### Aim
Every line that contains the word "diamond" should be copied out.

(Extracted data entries)

* * * * * * * * *

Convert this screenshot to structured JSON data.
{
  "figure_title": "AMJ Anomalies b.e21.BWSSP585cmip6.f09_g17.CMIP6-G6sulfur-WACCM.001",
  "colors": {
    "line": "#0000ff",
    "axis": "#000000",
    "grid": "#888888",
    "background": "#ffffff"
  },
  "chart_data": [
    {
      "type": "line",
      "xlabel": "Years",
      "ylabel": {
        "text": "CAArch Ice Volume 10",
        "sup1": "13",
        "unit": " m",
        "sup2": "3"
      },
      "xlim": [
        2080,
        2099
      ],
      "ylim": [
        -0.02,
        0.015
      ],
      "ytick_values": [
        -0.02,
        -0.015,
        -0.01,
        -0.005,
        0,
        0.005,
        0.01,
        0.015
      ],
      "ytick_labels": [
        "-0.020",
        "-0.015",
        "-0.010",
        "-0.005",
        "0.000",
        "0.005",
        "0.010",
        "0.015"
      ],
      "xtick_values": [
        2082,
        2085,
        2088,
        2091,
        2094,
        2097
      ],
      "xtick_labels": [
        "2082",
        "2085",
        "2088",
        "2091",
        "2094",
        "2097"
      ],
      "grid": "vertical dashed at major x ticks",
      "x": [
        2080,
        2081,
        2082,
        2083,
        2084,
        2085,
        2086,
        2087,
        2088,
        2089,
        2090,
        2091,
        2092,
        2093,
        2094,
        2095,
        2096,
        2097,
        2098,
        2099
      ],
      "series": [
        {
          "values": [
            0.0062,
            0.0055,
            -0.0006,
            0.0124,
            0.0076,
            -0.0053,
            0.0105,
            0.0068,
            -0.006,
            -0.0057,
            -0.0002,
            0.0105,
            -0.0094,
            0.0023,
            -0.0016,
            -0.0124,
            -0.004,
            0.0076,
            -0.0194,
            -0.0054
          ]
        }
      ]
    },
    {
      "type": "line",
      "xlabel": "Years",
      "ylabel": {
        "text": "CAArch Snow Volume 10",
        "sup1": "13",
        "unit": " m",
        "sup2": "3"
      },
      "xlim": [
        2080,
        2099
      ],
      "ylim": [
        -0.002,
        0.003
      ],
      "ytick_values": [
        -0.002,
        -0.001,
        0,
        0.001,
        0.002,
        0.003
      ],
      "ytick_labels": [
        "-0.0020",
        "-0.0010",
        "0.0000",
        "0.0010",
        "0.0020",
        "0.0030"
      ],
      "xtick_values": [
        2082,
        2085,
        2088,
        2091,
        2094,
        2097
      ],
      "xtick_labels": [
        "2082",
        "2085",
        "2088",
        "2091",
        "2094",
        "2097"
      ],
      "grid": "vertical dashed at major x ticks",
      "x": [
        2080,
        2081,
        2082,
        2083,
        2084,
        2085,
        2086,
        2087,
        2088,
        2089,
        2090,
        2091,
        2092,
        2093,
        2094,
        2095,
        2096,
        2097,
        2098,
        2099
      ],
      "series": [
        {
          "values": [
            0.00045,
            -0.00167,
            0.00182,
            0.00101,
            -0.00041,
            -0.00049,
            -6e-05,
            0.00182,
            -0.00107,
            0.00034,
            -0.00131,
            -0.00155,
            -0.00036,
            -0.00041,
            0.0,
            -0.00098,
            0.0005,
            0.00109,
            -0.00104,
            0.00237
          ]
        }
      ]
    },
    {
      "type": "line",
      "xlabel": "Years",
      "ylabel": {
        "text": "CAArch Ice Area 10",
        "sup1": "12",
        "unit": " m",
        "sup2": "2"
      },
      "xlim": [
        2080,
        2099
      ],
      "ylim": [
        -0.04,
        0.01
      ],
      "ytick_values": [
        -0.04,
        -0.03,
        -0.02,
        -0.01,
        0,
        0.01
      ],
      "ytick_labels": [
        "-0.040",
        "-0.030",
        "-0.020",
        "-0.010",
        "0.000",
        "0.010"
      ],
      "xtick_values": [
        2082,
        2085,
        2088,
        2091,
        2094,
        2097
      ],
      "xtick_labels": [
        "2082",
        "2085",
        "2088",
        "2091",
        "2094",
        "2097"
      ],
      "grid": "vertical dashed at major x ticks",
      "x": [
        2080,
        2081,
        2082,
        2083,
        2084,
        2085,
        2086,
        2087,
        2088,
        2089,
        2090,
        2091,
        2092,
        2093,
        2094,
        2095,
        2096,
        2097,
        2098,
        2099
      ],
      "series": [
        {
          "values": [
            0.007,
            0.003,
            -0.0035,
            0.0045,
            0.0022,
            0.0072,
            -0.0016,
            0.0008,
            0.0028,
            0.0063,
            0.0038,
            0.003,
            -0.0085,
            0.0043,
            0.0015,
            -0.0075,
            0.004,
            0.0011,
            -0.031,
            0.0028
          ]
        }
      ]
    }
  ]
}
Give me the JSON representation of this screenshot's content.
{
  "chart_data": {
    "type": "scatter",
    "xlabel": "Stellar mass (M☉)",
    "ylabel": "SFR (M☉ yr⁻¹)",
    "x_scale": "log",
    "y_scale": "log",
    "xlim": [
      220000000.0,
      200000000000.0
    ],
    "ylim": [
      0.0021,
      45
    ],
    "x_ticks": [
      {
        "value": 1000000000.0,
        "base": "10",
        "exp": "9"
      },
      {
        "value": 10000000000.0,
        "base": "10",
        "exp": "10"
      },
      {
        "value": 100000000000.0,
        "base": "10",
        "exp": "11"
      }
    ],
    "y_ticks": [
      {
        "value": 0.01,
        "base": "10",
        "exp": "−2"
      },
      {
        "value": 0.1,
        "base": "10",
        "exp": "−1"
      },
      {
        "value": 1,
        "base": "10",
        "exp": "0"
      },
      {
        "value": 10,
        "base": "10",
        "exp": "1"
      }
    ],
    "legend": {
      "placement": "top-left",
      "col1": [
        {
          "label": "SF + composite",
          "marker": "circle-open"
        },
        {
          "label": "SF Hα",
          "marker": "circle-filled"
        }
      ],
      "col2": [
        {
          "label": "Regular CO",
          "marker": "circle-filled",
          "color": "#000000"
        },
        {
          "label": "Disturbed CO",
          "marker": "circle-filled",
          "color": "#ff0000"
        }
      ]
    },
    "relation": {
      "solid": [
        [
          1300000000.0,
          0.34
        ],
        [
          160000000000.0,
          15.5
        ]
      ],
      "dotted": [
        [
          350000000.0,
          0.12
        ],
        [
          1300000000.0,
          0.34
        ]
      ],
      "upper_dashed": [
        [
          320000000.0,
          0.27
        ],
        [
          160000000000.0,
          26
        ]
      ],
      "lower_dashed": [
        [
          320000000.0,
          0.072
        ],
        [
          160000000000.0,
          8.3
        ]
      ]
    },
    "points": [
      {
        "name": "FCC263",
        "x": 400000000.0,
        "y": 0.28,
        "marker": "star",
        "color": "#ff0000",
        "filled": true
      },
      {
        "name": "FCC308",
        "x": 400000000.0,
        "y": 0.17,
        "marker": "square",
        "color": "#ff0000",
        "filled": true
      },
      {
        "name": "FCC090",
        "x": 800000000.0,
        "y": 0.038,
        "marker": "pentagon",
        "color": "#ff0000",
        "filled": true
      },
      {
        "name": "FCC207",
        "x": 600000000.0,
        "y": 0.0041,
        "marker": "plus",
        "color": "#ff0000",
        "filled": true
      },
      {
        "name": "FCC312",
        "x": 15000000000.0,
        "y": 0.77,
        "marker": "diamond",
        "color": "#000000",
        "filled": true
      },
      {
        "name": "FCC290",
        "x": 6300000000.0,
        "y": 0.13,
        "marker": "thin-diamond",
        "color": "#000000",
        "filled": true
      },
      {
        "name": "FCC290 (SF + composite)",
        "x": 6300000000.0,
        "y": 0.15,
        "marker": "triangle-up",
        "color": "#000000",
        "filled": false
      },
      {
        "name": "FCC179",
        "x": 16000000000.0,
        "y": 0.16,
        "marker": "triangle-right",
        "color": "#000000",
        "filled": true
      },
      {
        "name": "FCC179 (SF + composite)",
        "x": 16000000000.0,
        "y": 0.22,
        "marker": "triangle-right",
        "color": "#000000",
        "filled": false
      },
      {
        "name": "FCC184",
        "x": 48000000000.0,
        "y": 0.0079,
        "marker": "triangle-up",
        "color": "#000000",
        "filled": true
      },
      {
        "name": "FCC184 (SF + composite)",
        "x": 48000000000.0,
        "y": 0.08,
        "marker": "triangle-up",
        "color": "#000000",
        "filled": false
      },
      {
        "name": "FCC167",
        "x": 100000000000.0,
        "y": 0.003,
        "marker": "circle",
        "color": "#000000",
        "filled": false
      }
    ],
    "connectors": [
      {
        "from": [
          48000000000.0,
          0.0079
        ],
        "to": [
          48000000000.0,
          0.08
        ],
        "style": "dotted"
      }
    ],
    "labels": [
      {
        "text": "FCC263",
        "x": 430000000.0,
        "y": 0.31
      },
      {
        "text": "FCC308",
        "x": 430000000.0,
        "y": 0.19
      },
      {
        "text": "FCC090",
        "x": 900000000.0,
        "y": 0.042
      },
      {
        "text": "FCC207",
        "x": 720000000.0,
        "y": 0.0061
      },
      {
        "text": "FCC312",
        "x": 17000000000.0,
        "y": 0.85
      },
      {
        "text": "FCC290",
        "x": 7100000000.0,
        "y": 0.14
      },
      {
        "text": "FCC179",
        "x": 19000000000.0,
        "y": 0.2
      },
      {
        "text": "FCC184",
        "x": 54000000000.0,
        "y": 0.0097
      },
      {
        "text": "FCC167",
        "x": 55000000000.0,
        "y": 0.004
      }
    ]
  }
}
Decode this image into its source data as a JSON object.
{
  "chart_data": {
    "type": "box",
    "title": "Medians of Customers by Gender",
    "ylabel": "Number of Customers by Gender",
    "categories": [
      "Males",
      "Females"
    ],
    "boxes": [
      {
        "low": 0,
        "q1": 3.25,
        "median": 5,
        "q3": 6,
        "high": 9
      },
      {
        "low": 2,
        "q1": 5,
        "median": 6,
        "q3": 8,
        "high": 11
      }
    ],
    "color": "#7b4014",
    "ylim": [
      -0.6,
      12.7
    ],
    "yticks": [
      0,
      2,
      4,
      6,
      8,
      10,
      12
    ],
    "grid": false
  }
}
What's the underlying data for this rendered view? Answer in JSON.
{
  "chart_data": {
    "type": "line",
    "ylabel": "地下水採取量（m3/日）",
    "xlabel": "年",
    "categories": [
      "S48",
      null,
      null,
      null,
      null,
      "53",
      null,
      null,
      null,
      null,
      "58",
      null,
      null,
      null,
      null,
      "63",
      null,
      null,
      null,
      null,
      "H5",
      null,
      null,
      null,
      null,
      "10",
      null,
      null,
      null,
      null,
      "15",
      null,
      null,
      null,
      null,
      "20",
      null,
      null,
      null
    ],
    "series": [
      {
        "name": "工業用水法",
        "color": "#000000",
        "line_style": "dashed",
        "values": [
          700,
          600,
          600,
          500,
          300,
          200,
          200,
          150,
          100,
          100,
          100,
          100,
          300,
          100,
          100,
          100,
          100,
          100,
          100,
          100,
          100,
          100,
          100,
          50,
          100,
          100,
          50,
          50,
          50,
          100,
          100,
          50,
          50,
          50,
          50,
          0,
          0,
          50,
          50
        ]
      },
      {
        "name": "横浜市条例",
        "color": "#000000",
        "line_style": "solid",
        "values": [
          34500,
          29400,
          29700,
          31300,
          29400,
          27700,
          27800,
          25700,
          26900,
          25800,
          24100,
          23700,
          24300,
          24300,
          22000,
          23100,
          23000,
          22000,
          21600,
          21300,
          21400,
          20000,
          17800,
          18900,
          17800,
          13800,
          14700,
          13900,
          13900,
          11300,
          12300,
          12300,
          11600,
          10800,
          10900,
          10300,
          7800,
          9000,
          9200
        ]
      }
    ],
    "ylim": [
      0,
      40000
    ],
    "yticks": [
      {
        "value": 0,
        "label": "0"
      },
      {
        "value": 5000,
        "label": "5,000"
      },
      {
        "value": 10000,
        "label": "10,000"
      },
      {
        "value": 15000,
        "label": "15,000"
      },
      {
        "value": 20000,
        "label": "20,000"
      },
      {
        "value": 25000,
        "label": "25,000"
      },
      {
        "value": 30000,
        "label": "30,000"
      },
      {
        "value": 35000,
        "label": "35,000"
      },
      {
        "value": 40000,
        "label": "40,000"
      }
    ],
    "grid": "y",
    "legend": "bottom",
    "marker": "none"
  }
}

* * * * * * * * *

### The answer
        "marker": "diamond",
        "marker": "thin-diamond",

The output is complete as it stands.